[Exercise objective]
Print the material word for word, from the line holding "Annotate this image: element" through the line holding "grid-line-horizontal <box>145 251", both included. Leave the pictures out.

Start of Stored records

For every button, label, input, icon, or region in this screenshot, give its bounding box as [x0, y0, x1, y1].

End of Stored records
Start of Stored records

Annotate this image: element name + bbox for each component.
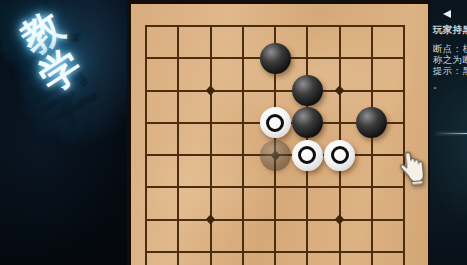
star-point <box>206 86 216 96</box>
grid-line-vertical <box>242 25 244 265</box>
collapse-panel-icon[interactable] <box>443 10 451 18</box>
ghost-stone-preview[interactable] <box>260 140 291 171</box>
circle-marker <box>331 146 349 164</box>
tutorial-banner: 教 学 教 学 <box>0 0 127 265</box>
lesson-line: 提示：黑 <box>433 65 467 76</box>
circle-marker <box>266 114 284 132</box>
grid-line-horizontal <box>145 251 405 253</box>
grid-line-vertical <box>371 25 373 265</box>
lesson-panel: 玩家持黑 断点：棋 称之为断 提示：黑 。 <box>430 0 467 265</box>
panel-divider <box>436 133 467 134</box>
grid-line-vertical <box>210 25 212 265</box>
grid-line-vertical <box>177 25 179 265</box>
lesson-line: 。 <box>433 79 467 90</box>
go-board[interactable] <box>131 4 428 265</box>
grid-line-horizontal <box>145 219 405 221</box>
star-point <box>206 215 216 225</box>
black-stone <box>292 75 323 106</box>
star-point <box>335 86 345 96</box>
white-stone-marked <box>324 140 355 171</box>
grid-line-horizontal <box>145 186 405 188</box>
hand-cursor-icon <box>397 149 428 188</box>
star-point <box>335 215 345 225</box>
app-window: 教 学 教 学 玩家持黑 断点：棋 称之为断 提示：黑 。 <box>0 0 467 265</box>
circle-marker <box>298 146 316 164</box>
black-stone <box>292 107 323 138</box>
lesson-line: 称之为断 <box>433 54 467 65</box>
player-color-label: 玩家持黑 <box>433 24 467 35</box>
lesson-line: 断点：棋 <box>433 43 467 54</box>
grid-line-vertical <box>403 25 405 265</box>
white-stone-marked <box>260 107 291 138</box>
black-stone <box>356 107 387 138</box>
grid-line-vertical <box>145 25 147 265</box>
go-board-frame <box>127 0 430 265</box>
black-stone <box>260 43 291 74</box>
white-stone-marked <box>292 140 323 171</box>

End of Stored records

[Result]
Annotate this image: element name + bbox for each component.
star-point <box>206 86 216 96</box>
grid-line-vertical <box>242 25 244 265</box>
collapse-panel-icon[interactable] <box>443 10 451 18</box>
ghost-stone-preview[interactable] <box>260 140 291 171</box>
circle-marker <box>331 146 349 164</box>
tutorial-banner: 教 学 教 学 <box>0 0 127 265</box>
lesson-line: 提示：黑 <box>433 65 467 76</box>
circle-marker <box>266 114 284 132</box>
grid-line-horizontal <box>145 251 405 253</box>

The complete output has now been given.